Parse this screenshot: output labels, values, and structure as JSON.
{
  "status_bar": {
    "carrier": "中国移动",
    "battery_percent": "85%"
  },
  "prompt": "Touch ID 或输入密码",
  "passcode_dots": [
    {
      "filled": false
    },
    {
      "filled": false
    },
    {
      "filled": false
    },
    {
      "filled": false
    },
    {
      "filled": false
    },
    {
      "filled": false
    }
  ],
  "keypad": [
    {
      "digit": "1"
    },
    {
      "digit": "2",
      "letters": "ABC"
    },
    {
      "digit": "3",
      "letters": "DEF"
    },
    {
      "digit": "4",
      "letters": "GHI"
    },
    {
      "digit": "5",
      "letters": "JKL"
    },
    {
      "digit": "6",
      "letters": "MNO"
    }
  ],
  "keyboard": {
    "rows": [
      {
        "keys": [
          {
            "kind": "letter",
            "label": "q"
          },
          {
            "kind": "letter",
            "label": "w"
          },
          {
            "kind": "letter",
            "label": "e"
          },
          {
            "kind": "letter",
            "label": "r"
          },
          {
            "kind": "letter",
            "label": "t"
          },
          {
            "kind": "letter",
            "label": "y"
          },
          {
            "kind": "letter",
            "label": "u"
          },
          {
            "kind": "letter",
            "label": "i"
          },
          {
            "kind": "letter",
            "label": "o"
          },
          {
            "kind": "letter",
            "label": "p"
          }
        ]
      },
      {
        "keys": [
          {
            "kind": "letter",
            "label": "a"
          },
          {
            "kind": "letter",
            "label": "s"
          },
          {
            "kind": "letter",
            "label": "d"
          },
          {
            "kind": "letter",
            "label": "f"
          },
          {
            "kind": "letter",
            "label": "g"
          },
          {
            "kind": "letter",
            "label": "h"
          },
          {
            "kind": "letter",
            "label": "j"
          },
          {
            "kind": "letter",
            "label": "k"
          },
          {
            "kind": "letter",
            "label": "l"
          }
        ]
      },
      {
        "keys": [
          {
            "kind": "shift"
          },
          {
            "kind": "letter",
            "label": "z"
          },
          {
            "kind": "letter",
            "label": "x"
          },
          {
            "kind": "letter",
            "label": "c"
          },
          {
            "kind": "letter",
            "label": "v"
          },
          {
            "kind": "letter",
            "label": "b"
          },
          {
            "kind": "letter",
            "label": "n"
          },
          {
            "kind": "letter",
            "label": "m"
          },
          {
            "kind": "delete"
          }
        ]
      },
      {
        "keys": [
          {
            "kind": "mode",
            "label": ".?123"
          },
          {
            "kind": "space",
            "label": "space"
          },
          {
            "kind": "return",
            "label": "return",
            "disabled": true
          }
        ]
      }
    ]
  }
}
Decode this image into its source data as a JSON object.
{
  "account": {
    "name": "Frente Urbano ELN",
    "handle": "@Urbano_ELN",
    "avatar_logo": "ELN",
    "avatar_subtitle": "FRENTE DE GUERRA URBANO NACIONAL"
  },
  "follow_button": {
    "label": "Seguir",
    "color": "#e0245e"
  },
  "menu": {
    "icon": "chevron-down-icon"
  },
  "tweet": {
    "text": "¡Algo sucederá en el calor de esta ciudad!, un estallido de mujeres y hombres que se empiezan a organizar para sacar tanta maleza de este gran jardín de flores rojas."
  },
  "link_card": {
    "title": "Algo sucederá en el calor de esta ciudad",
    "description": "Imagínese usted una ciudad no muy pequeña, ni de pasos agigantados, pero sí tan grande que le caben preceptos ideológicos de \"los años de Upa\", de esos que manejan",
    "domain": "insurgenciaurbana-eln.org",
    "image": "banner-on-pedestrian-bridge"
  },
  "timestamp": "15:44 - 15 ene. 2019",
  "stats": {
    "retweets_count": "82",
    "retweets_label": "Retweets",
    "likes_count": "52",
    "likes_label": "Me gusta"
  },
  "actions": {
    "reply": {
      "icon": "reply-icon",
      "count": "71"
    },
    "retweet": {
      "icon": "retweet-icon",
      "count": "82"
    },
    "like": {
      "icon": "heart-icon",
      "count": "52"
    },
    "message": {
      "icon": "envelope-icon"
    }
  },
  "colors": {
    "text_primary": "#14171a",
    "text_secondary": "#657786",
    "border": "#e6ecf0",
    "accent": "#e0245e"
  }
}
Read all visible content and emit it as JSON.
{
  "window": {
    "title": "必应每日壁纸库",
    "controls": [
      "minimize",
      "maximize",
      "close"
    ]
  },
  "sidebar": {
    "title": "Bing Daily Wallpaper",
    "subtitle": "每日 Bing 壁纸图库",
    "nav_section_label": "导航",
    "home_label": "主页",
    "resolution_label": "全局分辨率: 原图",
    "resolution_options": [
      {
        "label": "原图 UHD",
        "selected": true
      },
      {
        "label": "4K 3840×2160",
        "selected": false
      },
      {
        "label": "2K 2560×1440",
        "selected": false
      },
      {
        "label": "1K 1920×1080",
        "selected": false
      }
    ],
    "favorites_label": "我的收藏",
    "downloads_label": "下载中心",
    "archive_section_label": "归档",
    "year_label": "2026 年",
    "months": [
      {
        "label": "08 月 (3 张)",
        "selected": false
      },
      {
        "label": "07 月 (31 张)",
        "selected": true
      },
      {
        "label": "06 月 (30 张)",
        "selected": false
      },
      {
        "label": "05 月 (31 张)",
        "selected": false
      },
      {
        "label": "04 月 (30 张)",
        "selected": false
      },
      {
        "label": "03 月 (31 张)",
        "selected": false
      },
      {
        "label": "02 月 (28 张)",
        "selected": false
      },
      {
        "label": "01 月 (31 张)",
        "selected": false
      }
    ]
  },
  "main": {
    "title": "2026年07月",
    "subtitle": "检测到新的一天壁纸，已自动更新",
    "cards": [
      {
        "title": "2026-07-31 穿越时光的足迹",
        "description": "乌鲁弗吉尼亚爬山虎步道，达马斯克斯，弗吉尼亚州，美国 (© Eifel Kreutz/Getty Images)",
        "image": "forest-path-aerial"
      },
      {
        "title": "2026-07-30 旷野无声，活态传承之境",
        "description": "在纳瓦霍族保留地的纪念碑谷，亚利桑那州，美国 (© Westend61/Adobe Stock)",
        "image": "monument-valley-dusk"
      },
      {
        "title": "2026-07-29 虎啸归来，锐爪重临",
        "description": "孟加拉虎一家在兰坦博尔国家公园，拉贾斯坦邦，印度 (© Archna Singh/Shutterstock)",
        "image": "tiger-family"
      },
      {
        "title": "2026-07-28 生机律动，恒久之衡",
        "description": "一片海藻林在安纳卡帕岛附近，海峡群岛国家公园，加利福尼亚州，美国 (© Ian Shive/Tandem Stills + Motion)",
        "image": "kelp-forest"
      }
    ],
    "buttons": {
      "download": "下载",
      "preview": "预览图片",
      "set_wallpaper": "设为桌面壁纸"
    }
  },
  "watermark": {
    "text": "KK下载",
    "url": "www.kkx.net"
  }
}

> **YOUR OBJECTIVE**
Retype the material in full, character for character.

> **CORRECT OUTPUT**
Parse this screenshot: output labels, values, and structure as JSON.
{
  "status_bar": {
    "carrier": "中国移动",
    "battery_percent": "85%"
  },
  "prompt": "Touch ID 或输入密码",
  "passcode_dots": [
    {
      "filled": false
    },
    {
      "filled": false
    },
    {
      "filled": false
    },
    {
      "filled": false
    },
    {
      "filled": false
    },
    {
      "filled": false
    }
  ],
  "keypad": [
    {
      "digit": "1"
    },
    {
      "digit": "2",
      "letters": "ABC"
    },
    {
      "digit": "3",
      "letters": "DEF"
    },
    {
      "digit": "4",
      "letters": "GHI"
    },
    {
      "digit": "5",
      "letters": "JKL"
    },
    {
      "digit": "6",
      "letters": "MNO"
    }
  ],
  "keyboard": {
    "rows": [
      {
        "keys": [
          {
            "kind": "letter",
            "label": "q"
          },
          {
            "kind": "letter",
            "label": "w"
          },
          {
            "kind": "letter",
            "label": "e"
          },
          {
            "kind": "letter",
            "label": "r"
          },
          {
            "kind": "letter",
            "label": "t"
          },
          {
            "kind": "letter",
            "label": "y"
          },
          {
            "kind": "letter",
            "label": "u"
          },
          {
            "kind": "letter",
            "label": "i"
          },
          {
            "kind": "letter",
            "label": "o"
          },
          {
            "kind": "letter",
            "label": "p"
          }
        ]
      },
      {
        "keys": [
          {
            "kind": "letter",
            "label": "a"
          },
          {
            "kind": "letter",
            "label": "s"
          },
          {
            "kind": "letter",
            "label": "d"
          },
          {
            "kind": "letter",
            "label": "f"
          },
          {
            "kind": "letter",
            "label": "g"
          },
          {
            "kind": "letter",
            "label": "h"
          },
          {
            "kind": "letter",
            "label": "j"
          },
          {
            "kind": "letter",
            "label": "k"
          },
          {
            "kind": "letter",
            "label": "l"
          }
        ]
      },
      {
        "keys": [
          {
            "kind": "shift"
          },
          {
            "kind": "letter",
            "label": "z"
          },
          {
            "kind": "letter",
            "label": "x"
          },
          {
            "kind": "letter",
            "label": "c"
          },
          {
            "kind": "letter",
            "label": "v"
          },
          {
            "kind": "letter",
            "label": "b"
          },
          {
            "kind": "letter",
            "label": "n"
          },
          {
            "kind": "letter",
            "label": "m"
          },
          {
            "kind": "delete"
          }
        ]
      },
      {
        "keys": [
          {
            "kind": "mode",
            "label": ".?123"
          },
          {
            "kind": "space",
            "label": "space"
          },
          {
            "kind": "return",
            "label": "return",
            "disabled": true
          }
        ]
      }
    ]
  }
}
Decode this image into its source data as a JSON object.
{
  "account": {
    "name": "Frente Urbano ELN",
    "handle": "@Urbano_ELN",
    "avatar_logo": "ELN",
    "avatar_subtitle": "FRENTE DE GUERRA URBANO NACIONAL"
  },
  "follow_button": {
    "label": "Seguir",
    "color": "#e0245e"
  },
  "menu": {
    "icon": "chevron-down-icon"
  },
  "tweet": {
    "text": "¡Algo sucederá en el calor de esta ciudad!, un estallido de mujeres y hombres que se empiezan a organizar para sacar tanta maleza de este gran jardín de flores rojas."
  },
  "link_card": {
    "title": "Algo sucederá en el calor de esta ciudad",
    "description": "Imagínese usted una ciudad no muy pequeña, ni de pasos agigantados, pero sí tan grande que le caben preceptos ideológicos de \"los años de Upa\", de esos que manejan",
    "domain": "insurgenciaurbana-eln.org",
    "image": "banner-on-pedestrian-bridge"
  },
  "timestamp": "15:44 - 15 ene. 2019",
  "stats": {
    "retweets_count": "82",
    "retweets_label": "Retweets",
    "likes_count": "52",
    "likes_label": "Me gusta"
  },
  "actions": {
    "reply": {
      "icon": "reply-icon",
      "count": "71"
    },
    "retweet": {
      "icon": "retweet-icon",
      "count": "82"
    },
    "like": {
      "icon": "heart-icon",
      "count": "52"
    },
    "message": {
      "icon": "envelope-icon"
    }
  },
  "colors": {
    "text_primary": "#14171a",
    "text_secondary": "#657786",
    "border": "#e6ecf0",
    "accent": "#e0245e"
  }
}
Read all visible content and emit it as JSON.
{
  "window": {
    "title": "必应每日壁纸库",
    "controls": [
      "minimize",
      "maximize",
      "close"
    ]
  },
  "sidebar": {
    "title": "Bing Daily Wallpaper",
    "subtitle": "每日 Bing 壁纸图库",
    "nav_section_label": "导航",
    "home_label": "主页",
    "resolution_label": "全局分辨率: 原图",
    "resolution_options": [
      {
        "label": "原图 UHD",
        "selected": true
      },
      {
        "label": "4K 3840×2160",
        "selected": false
      },
      {
        "label": "2K 2560×1440",
        "selected": false
      },
      {
        "label": "1K 1920×1080",
        "selected": false
      }
    ],
    "favorites_label": "我的收藏",
    "downloads_label": "下载中心",
    "archive_section_label": "归档",
    "year_label": "2026 年",
    "months": [
      {
        "label": "08 月 (3 张)",
        "selected": false
      },
      {
        "label": "07 月 (31 张)",
        "selected": true
      },
      {
        "label": "06 月 (30 张)",
        "selected": false
      },
      {
        "label": "05 月 (31 张)",
        "selected": false
      },
      {
        "label": "04 月 (30 张)",
        "selected": false
      },
      {
        "label": "03 月 (31 张)",
        "selected": false
      },
      {
        "label": "02 月 (28 张)",
        "selected": false
      },
      {
        "label": "01 月 (31 张)",
        "selected": false
      }
    ]
  },
  "main": {
    "title": "2026年07月",
    "subtitle": "检测到新的一天壁纸，已自动更新",
    "cards": [
      {
        "title": "2026-07-31 穿越时光的足迹",
        "description": "乌鲁弗吉尼亚爬山虎步道，达马斯克斯，弗吉尼亚州，美国 (© Eifel Kreutz/Getty Images)",
        "image": "forest-path-aerial"
      },
      {
        "title": "2026-07-30 旷野无声，活态传承之境",
        "description": "在纳瓦霍族保留地的纪念碑谷，亚利桑那州，美国 (© Westend61/Adobe Stock)",
        "image": "monument-valley-dusk"
      },
      {
        "title": "2026-07-29 虎啸归来，锐爪重临",
        "description": "孟加拉虎一家在兰坦博尔国家公园，拉贾斯坦邦，印度 (© Archna Singh/Shutterstock)",
        "image": "tiger-family"
      },
      {
        "title": "2026-07-28 生机律动，恒久之衡",
        "description": "一片海藻林在安纳卡帕岛附近，海峡群岛国家公园，加利福尼亚州，美国 (© Ian Shive/Tandem Stills + Motion)",
        "image": "kelp-forest"
      }
    ],
    "buttons": {
      "download": "下载",
      "preview": "预览图片",
      "set_wallpaper": "设为桌面壁纸"
    }
  },
  "watermark": {
    "text": "KK下载",
    "url": "www.kkx.net"
  }
}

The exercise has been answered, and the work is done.